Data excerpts
■ ■ ■ ■

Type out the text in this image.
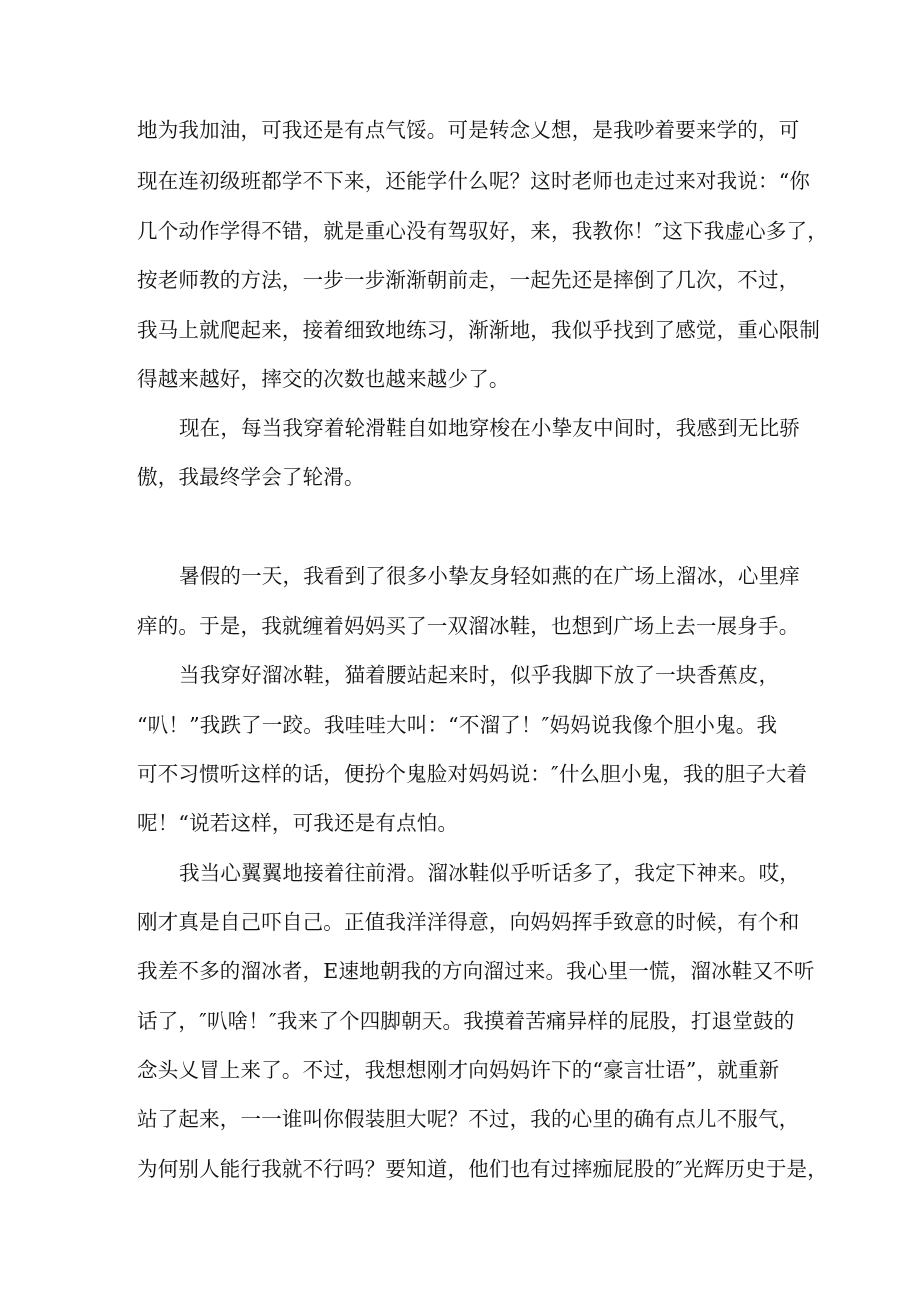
地为我加油，可我还是有点气馁。可是转念乂想，是我吵着要来学的，可
现在连初级班都学不下来，还能学什么呢？这时老师也走过来对我说：“你
几个动作学得不错，就是重心没有驾驭好，来，我教你！″这下我虚心多了，
按老师教的方法，一步一步渐渐朝前走，一起先还是摔倒了几次，不过，
我马上就爬起来，接着细致地练习，渐渐地，我似乎找到了感觉，重心限制
得越来越好，摔交的次数也越来越少了。
现在，每当我穿着轮滑鞋自如地穿梭在小挚友中间时，我感到无比骄
傲，我最终学会了轮滑。
暑假的一天，我看到了很多小挚友身轻如燕的在广场上溜冰，心里痒
痒的。于是，我就缠着妈妈买了一双溜冰鞋，也想到广场上去一展身手。
当我穿好溜冰鞋，猫着腰站起来时，似乎我脚下放了一块香蕉皮，
“叭！”我跌了一跤。我哇哇大叫：“不溜了！″妈妈说我像个胆小鬼。我
可不习惯听这样的话，便扮个鬼脸对妈妈说：″什么胆小鬼，我的胆子大着
呢！“说若这样，可我还是有点怕。
我当心翼翼地接着往前滑。溜冰鞋似乎听话多了，我定下神来。哎，
刚才真是自己吓自己。正值我洋洋得意，向妈妈挥手致意的时候，有个和
我差不多的溜冰者，E速地朝我的方向溜过来。我心里一慌，溜冰鞋又不听
话了，″叭啥！″我来了个四脚朝天。我摸着苦痛异样的屁股，打退堂鼓的
念头乂冒上来了。不过，我想想刚才向妈妈许下的“豪言壮语”，就重新
站了起来，一一谁叫你假装胆大呢？不过，我的心里的确有点儿不服气，
为何别人能行我就不行吗？要知道，他们也有过摔痂屁股的″光辉历史于是，
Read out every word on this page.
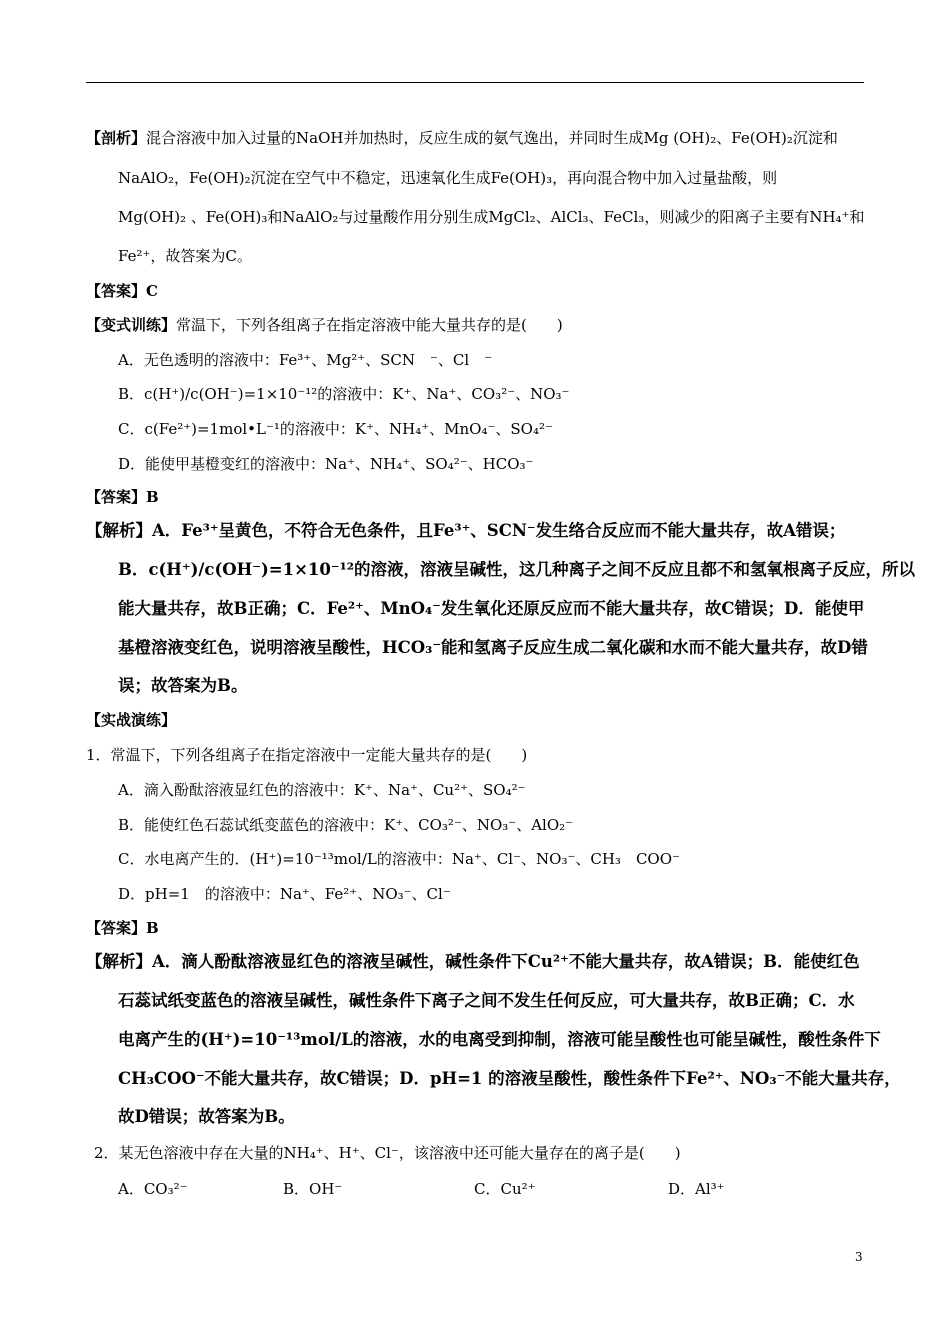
【剖析】混合溶液中加入过量的NaOH并加热时，反应生成的氨气逸出，并同时生成Mg (OH)₂、Fe(OH)₂沉淀和
NaAlO₂，Fe(OH)₂沉淀在空气中不稳定，迅速氧化生成Fe(OH)₃，再向混合物中加入过量盐酸，则
Mg(OH)₂ 、Fe(OH)₃和NaAlO₂与过量酸作用分别生成MgCl₂、AlCl₃、FeCl₃，则减少的阳离子主要有NH₄⁺和
Fe²⁺，故答案为C。
【答案】C
【变式训练】常温下，下列各组离子在指定溶液中能大量共存的是(　　)
A．无色透明的溶液中：Fe³⁺、Mg²⁺、SCN　⁻、Cl　⁻
B．c(H⁺)/c(OH⁻)=1×10⁻¹²的溶液中：K⁺、Na⁺、CO₃²⁻、NO₃⁻
C．c(Fe²⁺)=1mol•L⁻¹的溶液中：K⁺、NH₄⁺、MnO₄⁻、SO₄²⁻
D．能使甲基橙变红的溶液中：Na⁺、NH₄⁺、SO₄²⁻、HCO₃⁻
【答案】B
【解析】A．Fe³⁺呈黄色，不符合无色条件，且Fe³⁺、SCN⁻发生络合反应而不能大量共存，故A错误；
B．c(H⁺)/c(OH⁻)=1×10⁻¹²的溶液，溶液呈碱性，这几种离子之间不反应且都不和氢氧根离子反应，所以
能大量共存，故B正确；C．Fe²⁺、MnO₄⁻发生氧化还原反应而不能大量共存，故C错误；D．能使甲
基橙溶液变红色，说明溶液呈酸性，HCO₃⁻能和氢离子反应生成二氧化碳和水而不能大量共存，故D错
误；故答案为B。
【实战演练】
1．常温下，下列各组离子在指定溶液中一定能大量共存的是(　　)
A．滴入酚酞溶液显红色的溶液中：K⁺、Na⁺、Cu²⁺、SO₄²⁻
B．能使红色石蕊试纸变蓝色的溶液中：K⁺、CO₃²⁻、NO₃⁻、AlO₂⁻
C．水电离产生的．(H⁺)=10⁻¹³mol/L的溶液中：Na⁺、Cl⁻、NO₃⁻、CH₃　COO⁻
D．pH=1　的溶液中：Na⁺、Fe²⁺、NO₃⁻、Cl⁻
【答案】B
【解析】A．滴人酚酞溶液显红色的溶液呈碱性，碱性条件下Cu²⁺不能大量共存，故A错误；B．能使红色
石蕊试纸变蓝色的溶液呈碱性，碱性条件下离子之间不发生任何反应，可大量共存，故B正确；C．水
电离产生的(H⁺)=10⁻¹³mol/L的溶液，水的电离受到抑制，溶液可能呈酸性也可能呈碱性，酸性条件下
CH₃COO⁻不能大量共存，故C错误；D．pH=1 的溶液呈酸性，酸性条件下Fe²⁺、NO₃⁻不能大量共存，
故D错误；故答案为B。
2．某无色溶液中存在大量的NH₄⁺、H⁺、Cl⁻，该溶液中还可能大量存在的离子是(　　)
A．CO₃²⁻	B．OH⁻	C．Cu²⁺	D．Al³⁺
3
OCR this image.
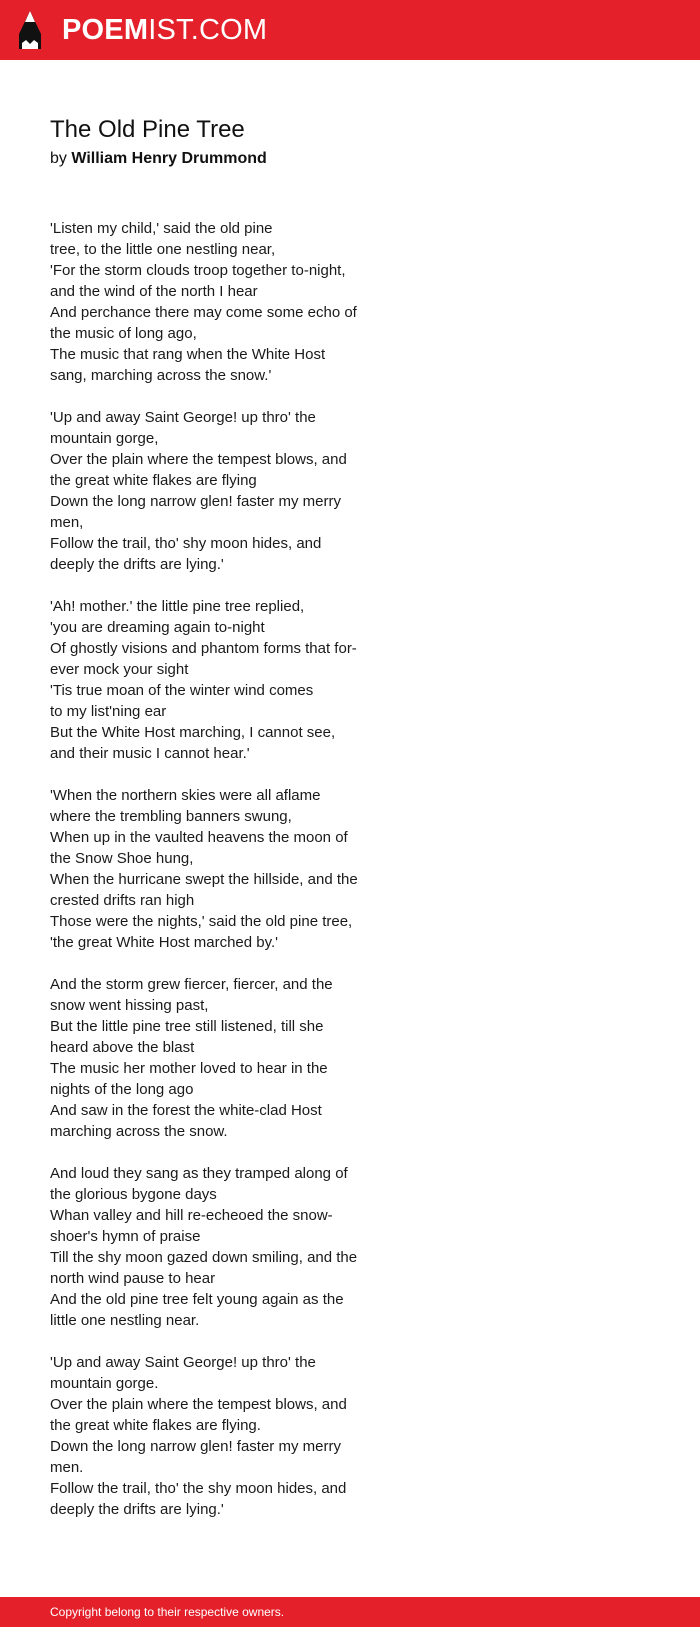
POEMIST.COM
The Old Pine Tree
by William Henry Drummond
'Listen my child,' said the old pine
tree, to the little one nestling near,
'For the storm clouds troop together to-night,
and the wind of the north I hear
And perchance there may come some echo of
the music of long ago,
The music that rang when the White Host
sang, marching across the snow.'
'Up and away Saint George! up thro' the
mountain gorge,
Over the plain where the tempest blows, and
the great white flakes are flying
Down the long narrow glen! faster my merry
men,
Follow the trail, tho' shy moon hides, and
deeply the drifts are lying.'
'Ah! mother.' the little pine tree replied,
'you are dreaming again to-night
Of ghostly visions and phantom forms that for-
ever mock your sight
'Tis true moan of the winter wind comes
to my list'ning ear
But the White Host marching, I cannot see,
and their music I cannot hear.'
'When the northern skies were all aflame
where the trembling banners swung,
When up in the vaulted heavens the moon of
the Snow Shoe hung,
When the hurricane swept the hillside, and the
crested drifts ran high
Those were the nights,' said the old pine tree,
'the great White Host marched by.'
And the storm grew fiercer, fiercer, and the
snow went hissing past,
But the little pine tree still listened, till she
heard above the blast
The music her mother loved to hear in the
nights of the long ago
And saw in the forest the white-clad Host
marching across the snow.
And loud they sang as they tramped along of
the glorious bygone days
Whan valley and hill re-echeoed the snow-
shoer's hymn of praise
Till the shy moon gazed down smiling, and the
north wind pause to hear
And the old pine tree felt young again as the
little one nestling near.
'Up and away Saint George! up thro' the
mountain gorge.
Over the plain where the tempest blows, and
the great white flakes are flying.
Down the long narrow glen! faster my merry
men.
Follow the trail, tho' the shy moon hides, and
deeply the drifts are lying.'
Copyright belong to their respective owners.
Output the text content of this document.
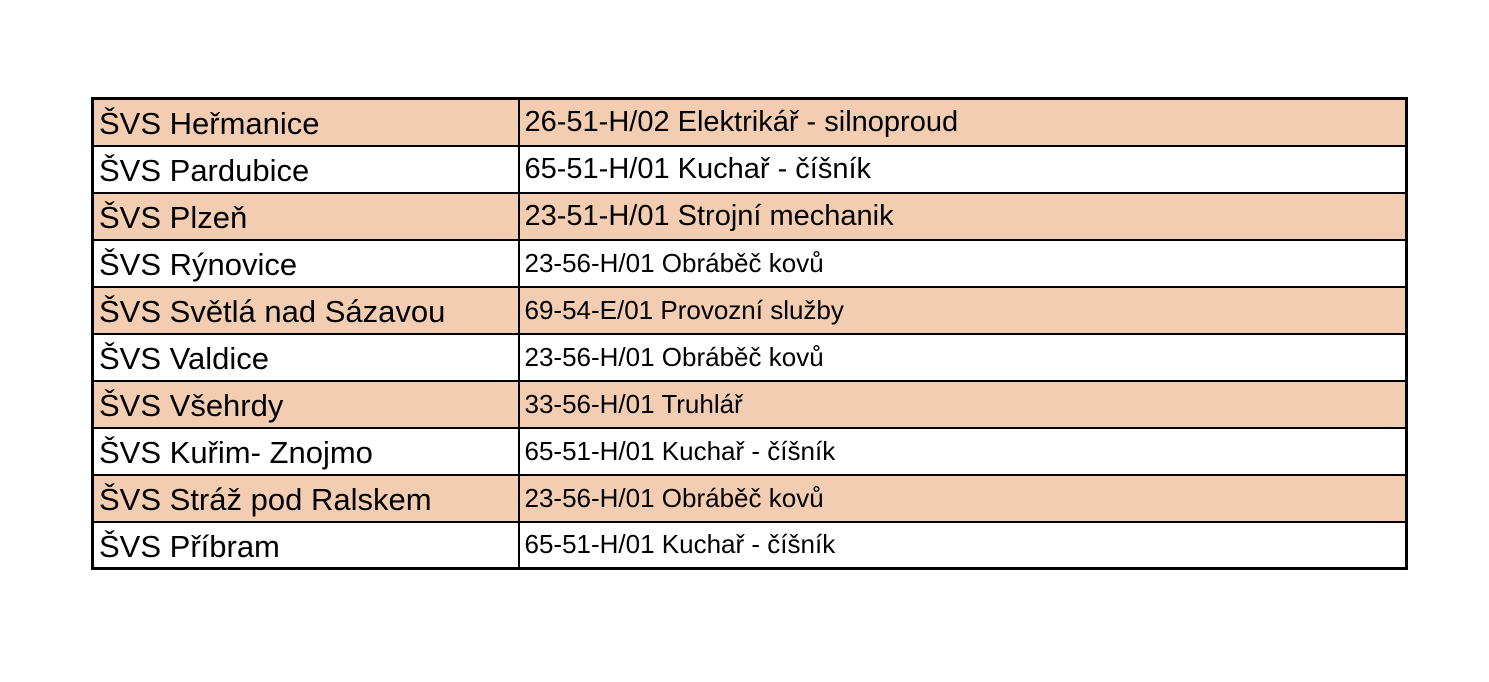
ŠVS Heřmanice	26-51-H/02 Elektrikář - silnoproud
ŠVS Pardubice	65-51-H/01 Kuchař - číšník
ŠVS Plzeň	23-51-H/01 Strojní mechanik
ŠVS Rýnovice	23-56-H/01 Obráběč kovů
ŠVS Světlá nad Sázavou	69-54-E/01 Provozní služby
ŠVS Valdice	23-56-H/01 Obráběč kovů
ŠVS Všehrdy	33-56-H/01 Truhlář
ŠVS Kuřim- Znojmo	65-51-H/01 Kuchař - číšník
ŠVS Stráž pod Ralskem	23-56-H/01 Obráběč kovů
ŠVS Příbram	65-51-H/01 Kuchař - číšník
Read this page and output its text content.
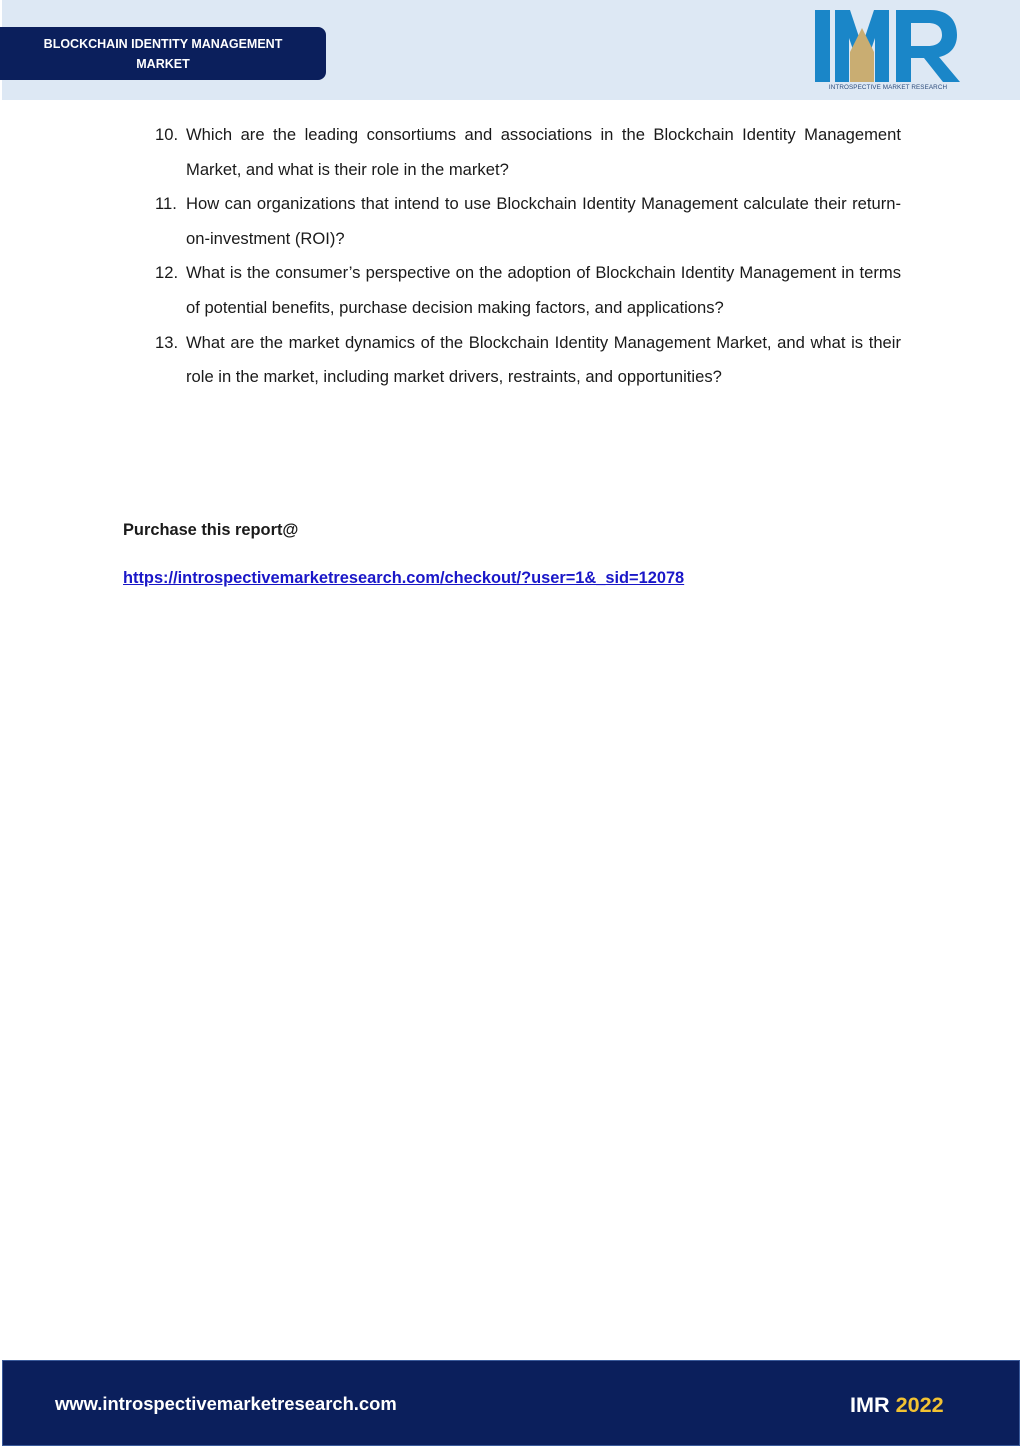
BLOCKCHAIN IDENTITY MANAGEMENT MARKET
INTROSPECTIVE MARKET RESEARCH
10. Which are the leading consortiums and associations in the Blockchain Identity Management Market, and what is their role in the market?
11. How can organizations that intend to use Blockchain Identity Management calculate their return-on-investment (ROI)?
12. What is the consumer’s perspective on the adoption of Blockchain Identity Management in terms of potential benefits, purchase decision making factors, and applications?
13. What are the market dynamics of the Blockchain Identity Management Market, and what is their role in the market, including market drivers, restraints, and opportunities?
Purchase this report@
https://introspectivemarketresearch.com/checkout/?user=1&_sid=12078
www.introspectivemarketresearch.com	IMR 2022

■ ■ ■ ■

● **WHAT THE TASK ASKS**
Go through the lines above. Select every one that has the string "storm".

● **PROBLEM SOLUTION**
'For the storm clouds troop together to-night,
And the storm grew fiercer, fiercer, and the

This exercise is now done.